:: INSTRUCTION ::
Type out the complete listing below word for word, without its pictures.

:: STORED RECORDS ::
┄┄┄┄┄┄

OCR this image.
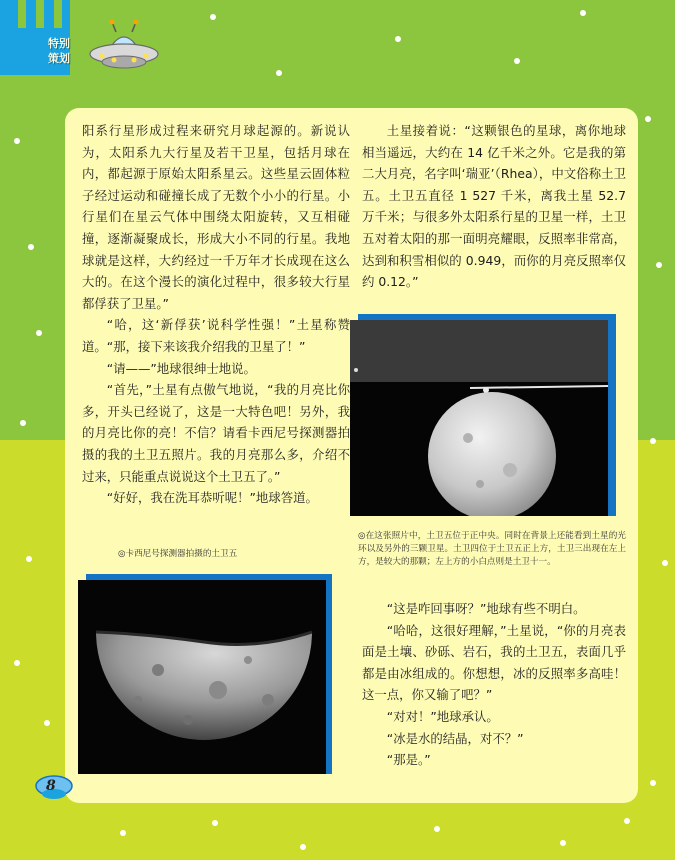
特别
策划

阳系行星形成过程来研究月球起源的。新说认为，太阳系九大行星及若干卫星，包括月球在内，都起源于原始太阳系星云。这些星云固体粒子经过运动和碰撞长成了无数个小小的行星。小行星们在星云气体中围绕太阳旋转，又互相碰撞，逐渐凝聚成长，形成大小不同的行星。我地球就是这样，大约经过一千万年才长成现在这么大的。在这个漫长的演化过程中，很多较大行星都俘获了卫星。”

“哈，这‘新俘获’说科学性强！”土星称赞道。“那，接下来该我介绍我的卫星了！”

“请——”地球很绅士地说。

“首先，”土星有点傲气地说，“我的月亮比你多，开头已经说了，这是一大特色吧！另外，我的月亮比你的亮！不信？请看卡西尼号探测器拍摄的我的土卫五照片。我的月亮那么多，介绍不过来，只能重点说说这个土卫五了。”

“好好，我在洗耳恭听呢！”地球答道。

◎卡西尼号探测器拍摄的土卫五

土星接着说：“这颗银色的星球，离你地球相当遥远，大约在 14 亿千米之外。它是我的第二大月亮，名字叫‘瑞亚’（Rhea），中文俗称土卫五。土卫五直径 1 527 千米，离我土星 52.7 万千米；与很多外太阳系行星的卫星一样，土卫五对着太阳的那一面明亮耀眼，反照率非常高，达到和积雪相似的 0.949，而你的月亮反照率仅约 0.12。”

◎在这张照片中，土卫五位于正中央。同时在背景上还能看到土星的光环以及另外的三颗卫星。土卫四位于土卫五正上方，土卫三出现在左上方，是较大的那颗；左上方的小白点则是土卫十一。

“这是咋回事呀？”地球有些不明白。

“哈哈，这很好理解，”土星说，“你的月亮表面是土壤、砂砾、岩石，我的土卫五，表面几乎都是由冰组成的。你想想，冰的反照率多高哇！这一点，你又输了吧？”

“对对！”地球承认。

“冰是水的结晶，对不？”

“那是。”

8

┄┄┄┄┄┄

:: RESULT ::
OCR this image.
特别
策划

阳系行星形成过程来研究月球起源的。新说认为，太阳系九大行星及若干卫星，包括月球在内，都起源于原始太阳系星云。这些星云固体粒子经过运动和碰撞长成了无数个小小的行星。小行星们在星云气体中围绕太阳旋转，又互相碰撞，逐渐凝聚成长，形成大小不同的行星。我地球就是这样，大约经过一千万年才长成现在这么大的。在这个漫长的演化过程中，很多较大行星都俘获了卫星。”

“哈，这‘新俘获’说科学性强！”土星称赞道。“那，接下来该我介绍我的卫星了！”

“请——”地球很绅士地说。

“首先，”土星有点傲气地说，“我的月亮比你多，开头已经说了，这是一大特色吧！另外，我的月亮比你的亮！不信？请看卡西尼号探测器拍摄的我的土卫五照片。我的月亮那么多，介绍不过来，只能重点说说这个土卫五了。”

“好好，我在洗耳恭听呢！”地球答道。

◎卡西尼号探测器拍摄的土卫五

土星接着说：“这颗银色的星球，离你地球相当遥远，大约在 14 亿千米之外。它是我的第二大月亮，名字叫‘瑞亚’（Rhea），中文俗称土卫五。土卫五直径 1 527 千米，离我土星 52.7 万千米；与很多外太阳系行星的卫星一样，土卫五对着太阳的那一面明亮耀眼，反照率非常高，达到和积雪相似的 0.949，而你的月亮反照率仅约 0.12。”

◎在这张照片中，土卫五位于正中央。同时在背景上还能看到土星的光环以及另外的三颗卫星。土卫四位于土卫五正上方，土卫三出现在左上方，是较大的那颗；左上方的小白点则是土卫十一。

“这是咋回事呀？”地球有些不明白。

“哈哈，这很好理解，”土星说，“你的月亮表面是土壤、砂砾、岩石，我的土卫五，表面几乎都是由冰组成的。你想想，冰的反照率多高哇！这一点，你又输了吧？”

“对对！”地球承认。

“冰是水的结晶，对不？”

“那是。”

8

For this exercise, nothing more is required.